To do.
Quote each line exactly, from the line that contains "Parse this screenshot: output" down to the last line of the listing, and no other lines.

Dataset records

____

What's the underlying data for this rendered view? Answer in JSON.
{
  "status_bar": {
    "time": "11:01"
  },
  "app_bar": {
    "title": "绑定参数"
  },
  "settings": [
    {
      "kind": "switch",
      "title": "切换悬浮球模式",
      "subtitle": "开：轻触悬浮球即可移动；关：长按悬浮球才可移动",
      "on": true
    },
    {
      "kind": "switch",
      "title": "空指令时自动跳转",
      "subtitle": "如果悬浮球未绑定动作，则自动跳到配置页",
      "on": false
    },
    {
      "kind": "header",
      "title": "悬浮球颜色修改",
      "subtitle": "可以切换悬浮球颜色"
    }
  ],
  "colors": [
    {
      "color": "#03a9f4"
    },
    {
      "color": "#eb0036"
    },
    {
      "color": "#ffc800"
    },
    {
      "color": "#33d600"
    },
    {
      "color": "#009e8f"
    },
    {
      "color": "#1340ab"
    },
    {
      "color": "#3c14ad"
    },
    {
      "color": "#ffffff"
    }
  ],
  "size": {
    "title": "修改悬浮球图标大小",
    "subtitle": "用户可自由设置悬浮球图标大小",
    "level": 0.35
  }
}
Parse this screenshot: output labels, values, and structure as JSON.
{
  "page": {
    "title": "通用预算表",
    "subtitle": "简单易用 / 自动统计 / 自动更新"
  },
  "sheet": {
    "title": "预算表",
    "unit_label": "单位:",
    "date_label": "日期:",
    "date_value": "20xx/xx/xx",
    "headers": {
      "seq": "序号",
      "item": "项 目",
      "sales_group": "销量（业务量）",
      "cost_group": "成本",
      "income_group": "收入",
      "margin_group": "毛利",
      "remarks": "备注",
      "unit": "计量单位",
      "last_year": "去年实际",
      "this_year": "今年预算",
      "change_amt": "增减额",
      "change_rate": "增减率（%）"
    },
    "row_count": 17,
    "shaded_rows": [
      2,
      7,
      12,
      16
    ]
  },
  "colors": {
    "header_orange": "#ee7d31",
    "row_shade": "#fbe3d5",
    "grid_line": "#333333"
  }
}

____

Answer for this exercise.
Parse this screenshot: output labels, values, and structure as JSON.
{
  "page": {
    "title": "通用预算表",
    "subtitle": "简单易用 / 自动统计 / 自动更新"
  },
  "sheet": {
    "title": "预算表",
    "unit_label": "单位:",
    "date_label": "日期:",
    "date_value": "20xx/xx/xx",
    "headers": {
      "seq": "序号",
      "item": "项 目",
      "sales_group": "销量（业务量）",
      "cost_group": "成本",
      "income_group": "收入",
      "margin_group": "毛利",
      "remarks": "备注",
      "unit": "计量单位",
      "last_year": "去年实际",
      "this_year": "今年预算",
      "change_amt": "增减额",
      "change_rate": "增减率（%）"
    },
    "row_count": 17,
    "shaded_rows": [
      2,
      7,
      12,
      16
    ]
  },
  "colors": {
    "header_orange": "#ee7d31",
    "row_shade": "#fbe3d5",
    "grid_line": "#333333"
  }
}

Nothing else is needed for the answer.